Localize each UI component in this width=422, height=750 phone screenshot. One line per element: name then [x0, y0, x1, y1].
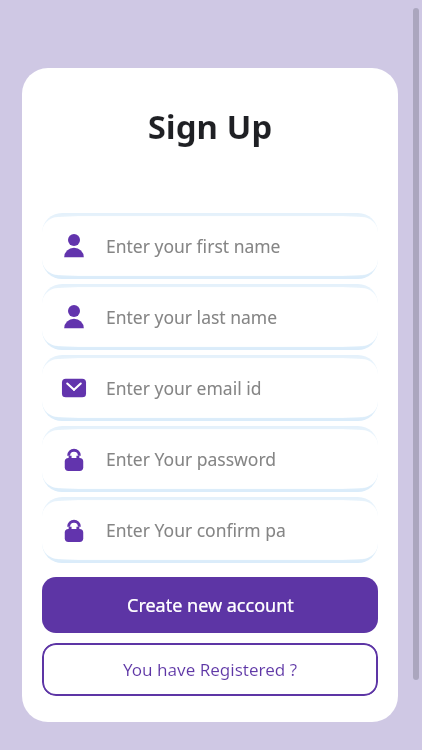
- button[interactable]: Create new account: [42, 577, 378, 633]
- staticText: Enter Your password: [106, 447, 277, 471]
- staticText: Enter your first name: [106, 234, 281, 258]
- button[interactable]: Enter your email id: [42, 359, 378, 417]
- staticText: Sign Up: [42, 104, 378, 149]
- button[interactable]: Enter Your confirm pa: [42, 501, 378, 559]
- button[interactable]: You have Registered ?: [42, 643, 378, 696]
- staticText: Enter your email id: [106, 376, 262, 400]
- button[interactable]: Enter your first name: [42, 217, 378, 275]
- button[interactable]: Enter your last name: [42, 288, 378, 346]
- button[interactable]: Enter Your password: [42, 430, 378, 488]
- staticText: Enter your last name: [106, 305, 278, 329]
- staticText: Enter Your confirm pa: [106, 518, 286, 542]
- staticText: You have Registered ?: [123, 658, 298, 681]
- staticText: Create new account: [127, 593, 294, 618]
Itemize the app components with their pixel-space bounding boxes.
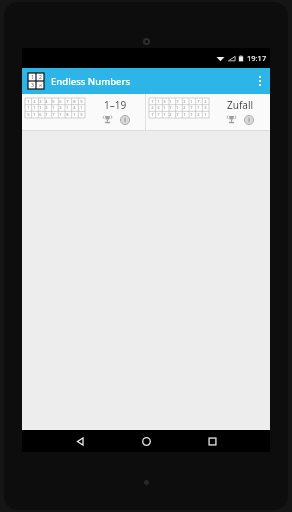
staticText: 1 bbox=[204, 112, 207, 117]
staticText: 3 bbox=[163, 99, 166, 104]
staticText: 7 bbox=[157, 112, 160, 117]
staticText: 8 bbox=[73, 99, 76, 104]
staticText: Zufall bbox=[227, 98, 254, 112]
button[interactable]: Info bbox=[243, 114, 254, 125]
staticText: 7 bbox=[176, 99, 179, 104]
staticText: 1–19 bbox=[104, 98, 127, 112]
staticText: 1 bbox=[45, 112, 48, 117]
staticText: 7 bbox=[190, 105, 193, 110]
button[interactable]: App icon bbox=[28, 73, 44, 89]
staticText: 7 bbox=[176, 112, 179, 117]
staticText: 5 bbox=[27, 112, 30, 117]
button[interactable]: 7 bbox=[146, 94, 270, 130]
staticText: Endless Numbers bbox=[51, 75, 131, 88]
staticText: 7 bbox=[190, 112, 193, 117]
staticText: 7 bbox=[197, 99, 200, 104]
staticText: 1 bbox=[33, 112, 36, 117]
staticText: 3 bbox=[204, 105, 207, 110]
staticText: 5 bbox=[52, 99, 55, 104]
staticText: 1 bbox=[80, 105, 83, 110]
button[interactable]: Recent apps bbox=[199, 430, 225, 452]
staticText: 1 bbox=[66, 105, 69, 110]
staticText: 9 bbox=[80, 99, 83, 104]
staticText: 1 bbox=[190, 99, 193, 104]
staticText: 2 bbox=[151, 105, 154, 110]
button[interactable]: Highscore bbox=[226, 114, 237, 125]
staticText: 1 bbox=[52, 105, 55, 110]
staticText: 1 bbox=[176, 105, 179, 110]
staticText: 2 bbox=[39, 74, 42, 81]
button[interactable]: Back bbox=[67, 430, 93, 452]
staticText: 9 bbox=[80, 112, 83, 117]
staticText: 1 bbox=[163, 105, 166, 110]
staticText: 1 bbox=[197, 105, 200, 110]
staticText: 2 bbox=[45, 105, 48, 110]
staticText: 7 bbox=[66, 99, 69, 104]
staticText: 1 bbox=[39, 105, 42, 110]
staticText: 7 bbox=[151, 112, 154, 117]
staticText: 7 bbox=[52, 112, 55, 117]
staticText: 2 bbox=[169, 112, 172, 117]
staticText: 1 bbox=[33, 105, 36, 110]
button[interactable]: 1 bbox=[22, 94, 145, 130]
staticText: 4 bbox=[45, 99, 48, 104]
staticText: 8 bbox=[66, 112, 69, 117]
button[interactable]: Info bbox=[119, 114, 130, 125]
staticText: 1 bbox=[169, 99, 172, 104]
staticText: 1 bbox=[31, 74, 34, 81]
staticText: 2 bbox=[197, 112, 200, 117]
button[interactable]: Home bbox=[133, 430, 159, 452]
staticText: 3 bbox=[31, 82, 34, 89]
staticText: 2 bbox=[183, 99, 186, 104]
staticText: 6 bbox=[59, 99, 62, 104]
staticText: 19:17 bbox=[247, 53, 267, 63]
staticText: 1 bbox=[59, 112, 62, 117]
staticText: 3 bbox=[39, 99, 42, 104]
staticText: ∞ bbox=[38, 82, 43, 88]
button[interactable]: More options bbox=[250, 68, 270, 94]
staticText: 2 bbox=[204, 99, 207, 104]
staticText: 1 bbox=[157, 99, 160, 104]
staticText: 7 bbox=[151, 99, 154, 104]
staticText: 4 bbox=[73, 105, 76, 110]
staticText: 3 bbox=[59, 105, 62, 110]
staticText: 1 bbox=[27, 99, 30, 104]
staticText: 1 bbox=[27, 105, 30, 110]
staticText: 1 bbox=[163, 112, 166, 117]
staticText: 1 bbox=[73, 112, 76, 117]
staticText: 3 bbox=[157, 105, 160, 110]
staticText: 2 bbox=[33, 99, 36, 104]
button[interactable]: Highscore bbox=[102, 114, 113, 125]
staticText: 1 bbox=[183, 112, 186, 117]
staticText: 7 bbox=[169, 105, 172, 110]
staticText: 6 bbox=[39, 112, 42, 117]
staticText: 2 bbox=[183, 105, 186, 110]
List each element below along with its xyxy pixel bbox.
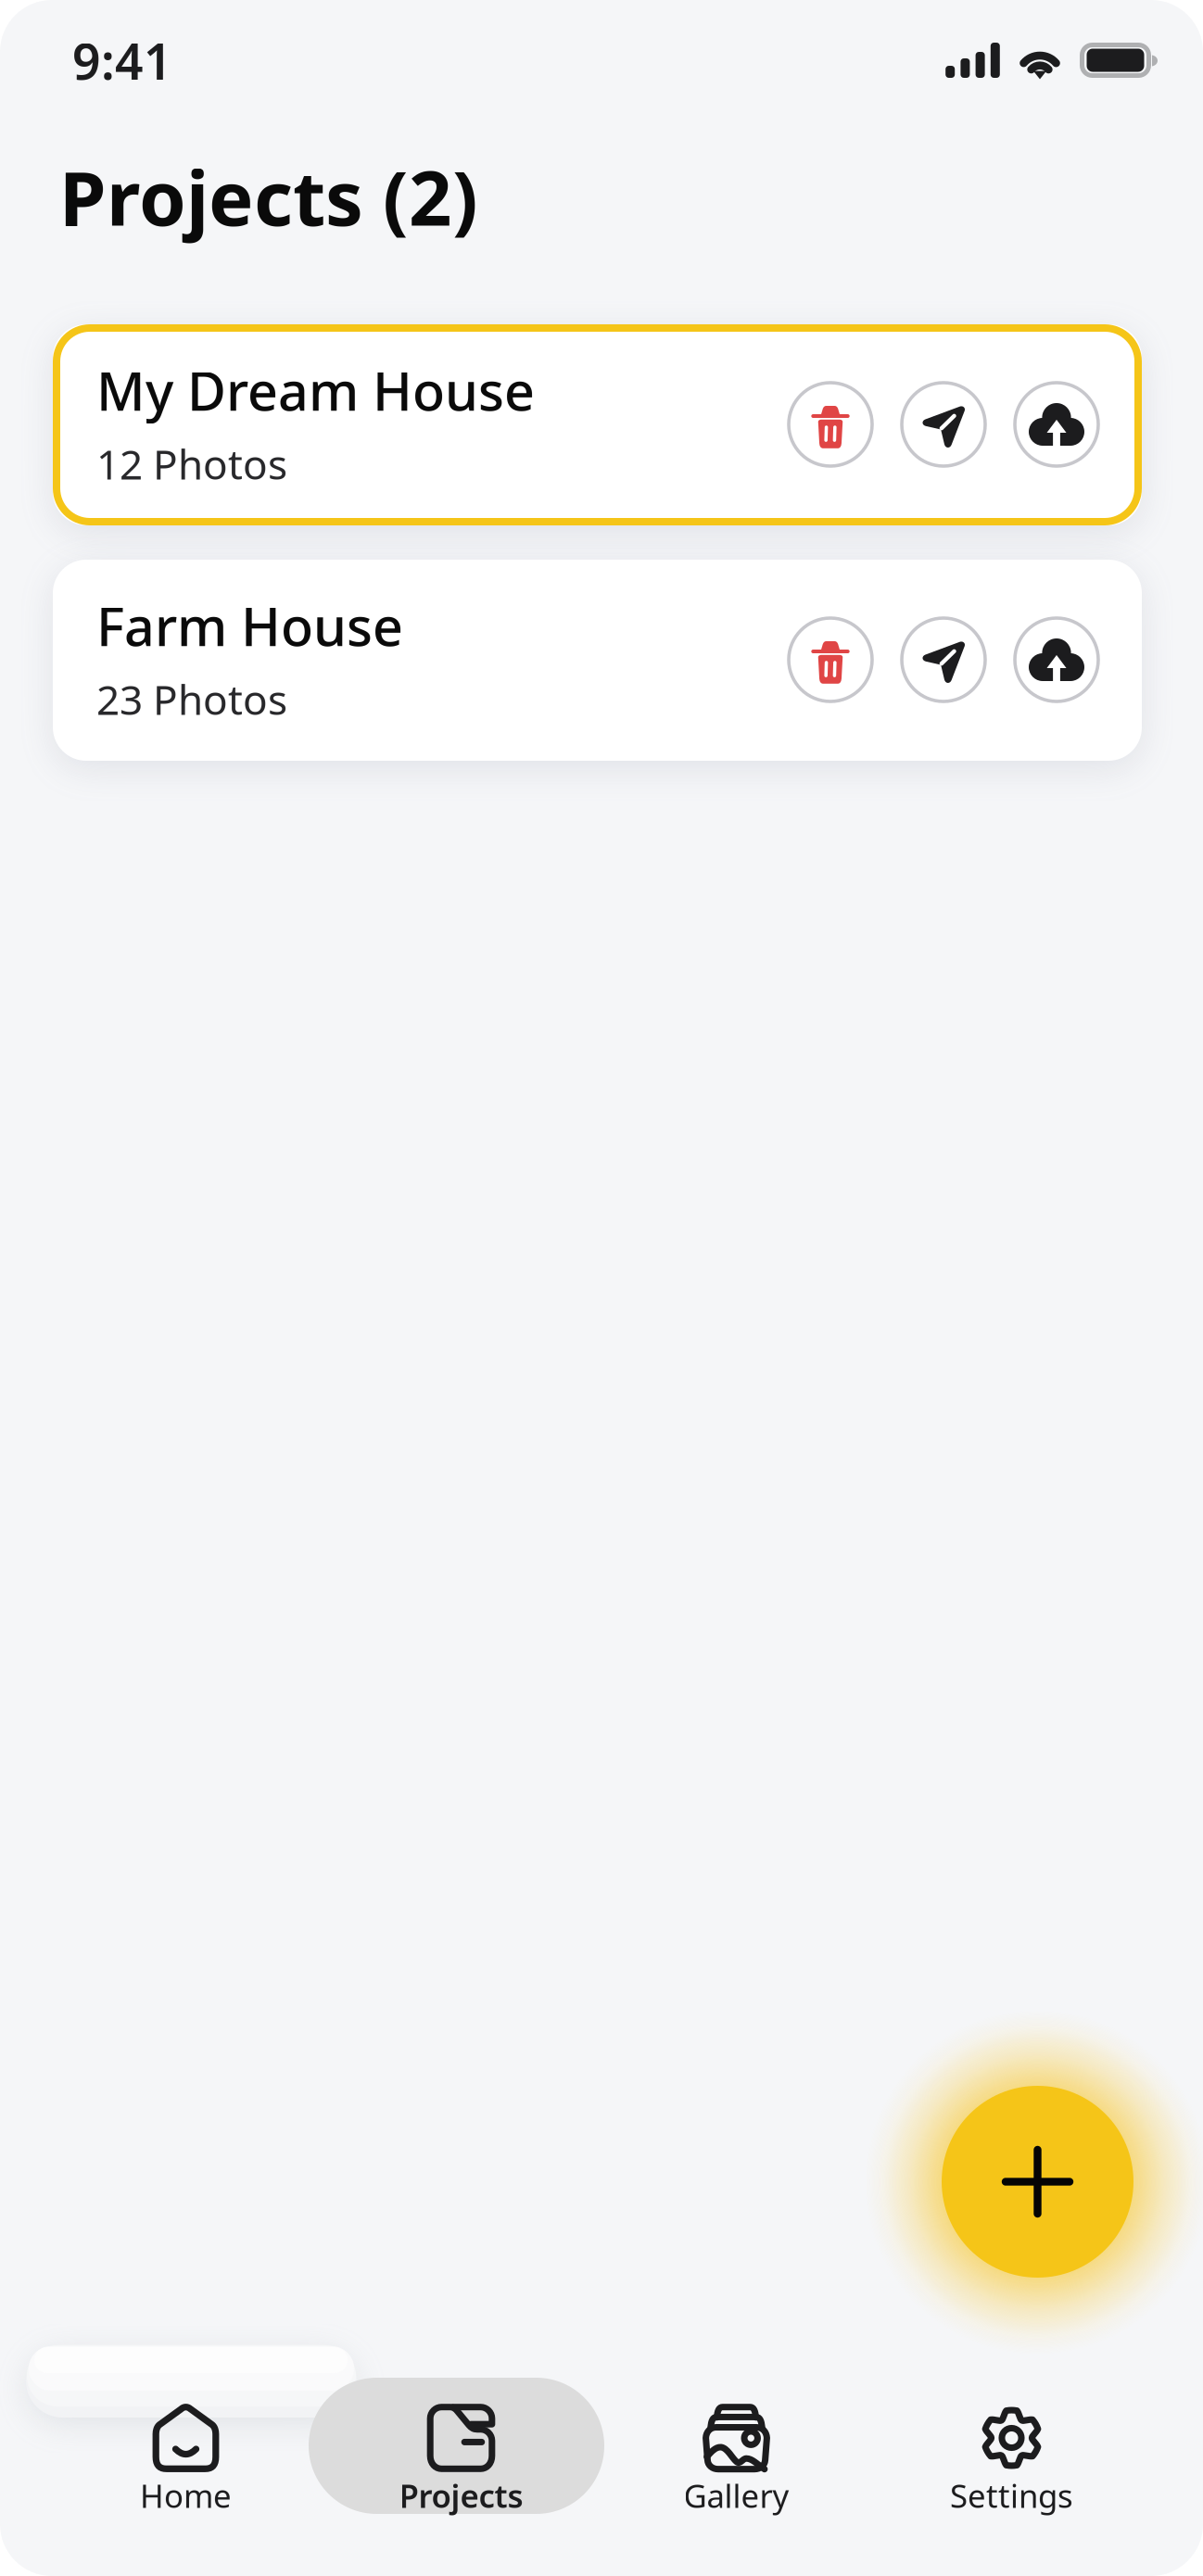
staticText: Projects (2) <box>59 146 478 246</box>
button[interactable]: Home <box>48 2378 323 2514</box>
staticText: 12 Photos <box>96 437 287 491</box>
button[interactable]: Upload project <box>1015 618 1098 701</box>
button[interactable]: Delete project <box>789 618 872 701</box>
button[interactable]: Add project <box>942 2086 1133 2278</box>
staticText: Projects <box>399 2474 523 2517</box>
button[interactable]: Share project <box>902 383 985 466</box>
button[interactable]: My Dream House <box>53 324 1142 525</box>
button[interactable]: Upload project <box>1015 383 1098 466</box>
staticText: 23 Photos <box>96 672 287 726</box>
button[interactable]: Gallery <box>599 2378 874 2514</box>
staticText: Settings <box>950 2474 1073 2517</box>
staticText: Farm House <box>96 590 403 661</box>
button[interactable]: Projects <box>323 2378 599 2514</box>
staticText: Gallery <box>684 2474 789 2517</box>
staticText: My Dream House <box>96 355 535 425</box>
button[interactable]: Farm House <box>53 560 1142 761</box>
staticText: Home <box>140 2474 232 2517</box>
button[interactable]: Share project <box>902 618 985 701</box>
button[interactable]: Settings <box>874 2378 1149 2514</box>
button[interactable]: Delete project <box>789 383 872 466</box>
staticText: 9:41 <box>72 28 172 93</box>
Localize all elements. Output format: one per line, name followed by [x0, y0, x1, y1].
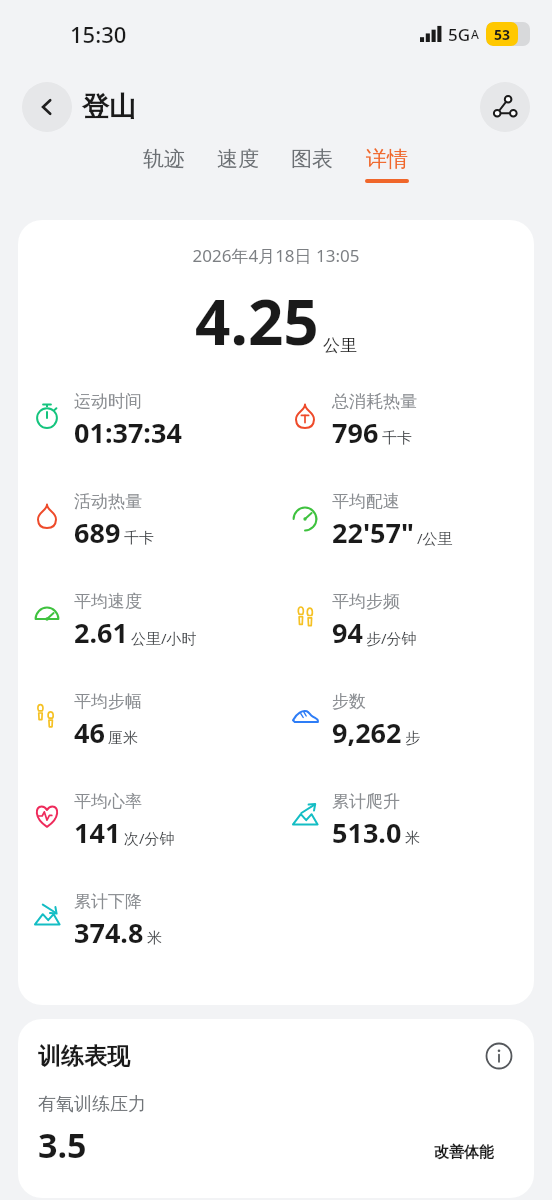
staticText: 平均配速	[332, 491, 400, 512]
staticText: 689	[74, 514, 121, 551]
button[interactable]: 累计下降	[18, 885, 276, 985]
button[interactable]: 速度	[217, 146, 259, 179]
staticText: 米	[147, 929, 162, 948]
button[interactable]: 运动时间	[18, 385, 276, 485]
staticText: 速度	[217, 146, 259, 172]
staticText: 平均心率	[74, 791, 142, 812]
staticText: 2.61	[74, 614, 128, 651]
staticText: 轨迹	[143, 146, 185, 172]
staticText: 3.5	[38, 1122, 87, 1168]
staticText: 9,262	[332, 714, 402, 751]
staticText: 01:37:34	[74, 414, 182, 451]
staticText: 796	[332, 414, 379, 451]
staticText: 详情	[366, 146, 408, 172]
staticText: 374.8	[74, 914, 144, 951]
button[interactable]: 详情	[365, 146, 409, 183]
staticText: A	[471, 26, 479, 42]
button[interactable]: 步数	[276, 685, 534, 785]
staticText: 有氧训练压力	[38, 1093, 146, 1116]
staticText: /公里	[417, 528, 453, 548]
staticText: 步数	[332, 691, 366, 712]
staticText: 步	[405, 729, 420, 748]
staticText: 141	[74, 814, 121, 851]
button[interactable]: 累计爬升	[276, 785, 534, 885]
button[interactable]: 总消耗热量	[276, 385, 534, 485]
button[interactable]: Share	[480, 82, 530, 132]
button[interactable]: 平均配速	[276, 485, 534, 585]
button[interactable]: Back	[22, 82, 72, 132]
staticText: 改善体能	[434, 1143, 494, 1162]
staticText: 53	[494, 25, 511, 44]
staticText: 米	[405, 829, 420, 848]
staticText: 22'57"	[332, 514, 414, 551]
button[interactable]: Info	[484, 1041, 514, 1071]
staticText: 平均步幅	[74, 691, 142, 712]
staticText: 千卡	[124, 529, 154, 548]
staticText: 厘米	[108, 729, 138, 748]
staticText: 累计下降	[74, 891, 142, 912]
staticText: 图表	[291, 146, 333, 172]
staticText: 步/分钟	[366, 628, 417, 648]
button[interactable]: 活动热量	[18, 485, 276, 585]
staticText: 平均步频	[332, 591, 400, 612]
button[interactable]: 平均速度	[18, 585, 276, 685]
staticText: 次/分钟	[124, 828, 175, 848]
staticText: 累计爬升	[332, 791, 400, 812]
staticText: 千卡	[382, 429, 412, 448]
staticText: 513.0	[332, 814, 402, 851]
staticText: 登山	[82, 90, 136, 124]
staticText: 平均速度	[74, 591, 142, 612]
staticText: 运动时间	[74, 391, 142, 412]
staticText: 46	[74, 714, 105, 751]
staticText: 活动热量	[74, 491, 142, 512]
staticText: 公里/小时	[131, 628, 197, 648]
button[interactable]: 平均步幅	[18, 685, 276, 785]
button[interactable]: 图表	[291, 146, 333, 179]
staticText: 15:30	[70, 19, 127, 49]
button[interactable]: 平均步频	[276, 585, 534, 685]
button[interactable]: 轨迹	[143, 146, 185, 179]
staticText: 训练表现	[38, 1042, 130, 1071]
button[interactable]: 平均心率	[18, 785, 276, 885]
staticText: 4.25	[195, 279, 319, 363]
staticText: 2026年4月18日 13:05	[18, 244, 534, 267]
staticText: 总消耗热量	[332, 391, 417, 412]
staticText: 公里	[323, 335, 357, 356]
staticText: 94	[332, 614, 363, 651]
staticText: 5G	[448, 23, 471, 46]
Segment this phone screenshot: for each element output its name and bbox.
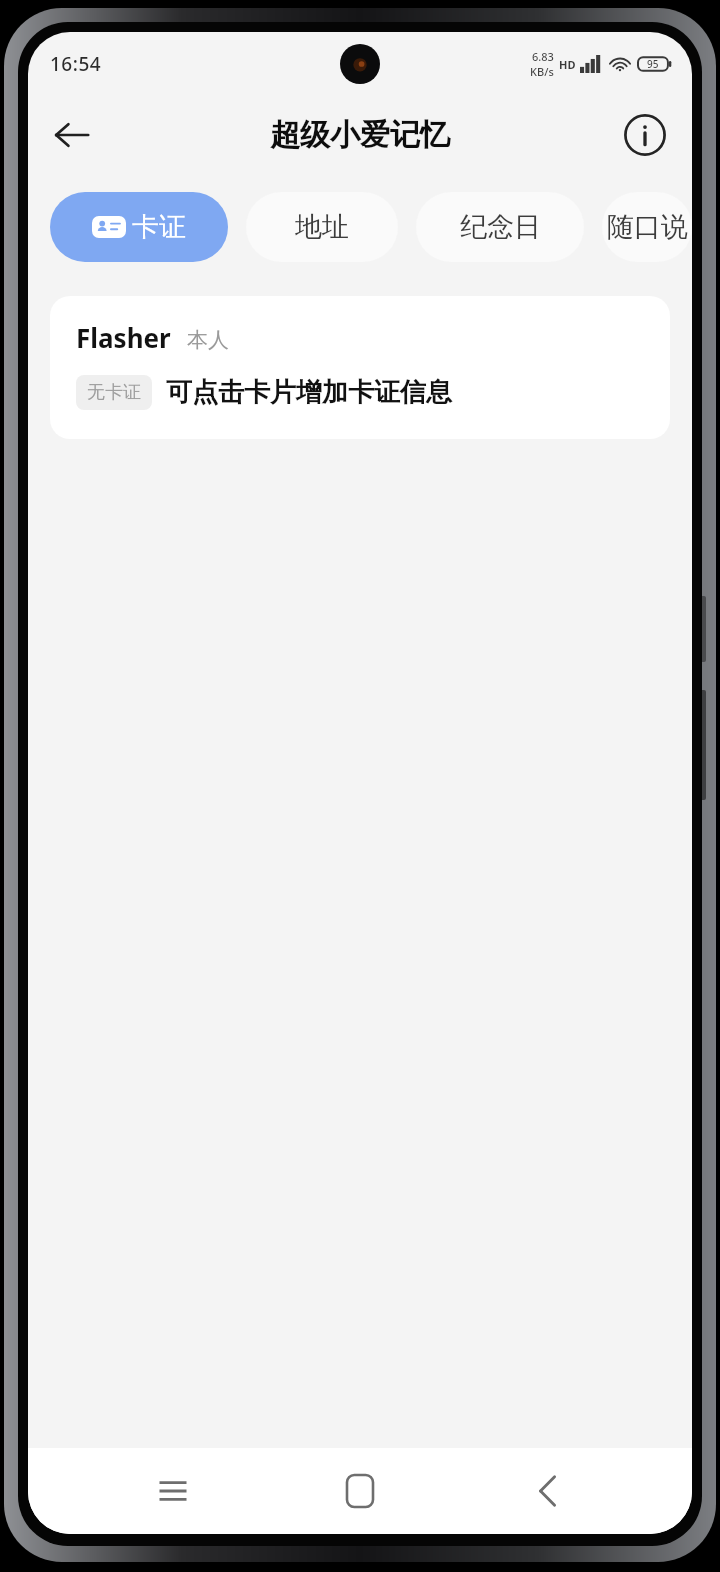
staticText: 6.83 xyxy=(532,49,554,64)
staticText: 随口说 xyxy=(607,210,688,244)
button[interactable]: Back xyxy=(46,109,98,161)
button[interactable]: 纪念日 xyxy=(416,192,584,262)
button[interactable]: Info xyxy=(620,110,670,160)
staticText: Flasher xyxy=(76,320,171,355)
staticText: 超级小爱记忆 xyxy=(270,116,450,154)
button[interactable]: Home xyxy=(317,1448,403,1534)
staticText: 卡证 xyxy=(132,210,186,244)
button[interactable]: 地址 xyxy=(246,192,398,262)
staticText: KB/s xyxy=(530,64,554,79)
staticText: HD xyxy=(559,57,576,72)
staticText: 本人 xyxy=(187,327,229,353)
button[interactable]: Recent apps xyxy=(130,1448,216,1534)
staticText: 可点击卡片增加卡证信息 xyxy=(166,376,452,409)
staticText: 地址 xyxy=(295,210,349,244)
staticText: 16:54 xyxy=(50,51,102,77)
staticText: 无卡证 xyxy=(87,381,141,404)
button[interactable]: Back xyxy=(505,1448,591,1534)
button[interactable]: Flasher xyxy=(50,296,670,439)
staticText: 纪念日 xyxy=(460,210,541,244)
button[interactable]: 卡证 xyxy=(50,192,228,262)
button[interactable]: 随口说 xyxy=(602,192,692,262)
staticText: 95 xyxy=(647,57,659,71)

-=-=-

**What is needed**: Rewrite the lines from the one containing "491, 400, 512]" through the one containing "691, 366, 712]", both included, as a numbered list with any blank lines left out.

**Full solution**:
1. staticText: 平均配速	[332, 491, 400, 512]
2. staticText: 689	[74, 514, 121, 551]
3. button[interactable]: 累计下降	[18, 885, 276, 985]
4. button[interactable]: 速度	[217, 146, 259, 179]
5. staticText: 米	[147, 929, 162, 948]
6. button[interactable]: 运动时间	[18, 385, 276, 485]
7. staticText: 速度	[217, 146, 259, 172]
8. staticText: 平均心率	[74, 791, 142, 812]
9. staticText: 2.61	[74, 614, 128, 651]
10. staticText: 轨迹	[143, 146, 185, 172]
11. staticText: 3.5	[38, 1122, 87, 1168]
12. staticText: 9,262	[332, 714, 402, 751]
13. staticText: 01:37:34	[74, 414, 182, 451]
14. staticText: 796	[332, 414, 379, 451]
15. staticText: 详情	[366, 146, 408, 172]
16. staticText: 374.8	[74, 914, 144, 951]
17. button[interactable]: 详情	[365, 146, 409, 183]
18. staticText: A	[471, 26, 479, 42]
19. button[interactable]: 步数	[276, 685, 534, 785]
20. staticText: 有氧训练压力	[38, 1093, 146, 1116]
21. staticText: /公里	[417, 528, 453, 548]
22. staticText: 步数	[332, 691, 366, 712]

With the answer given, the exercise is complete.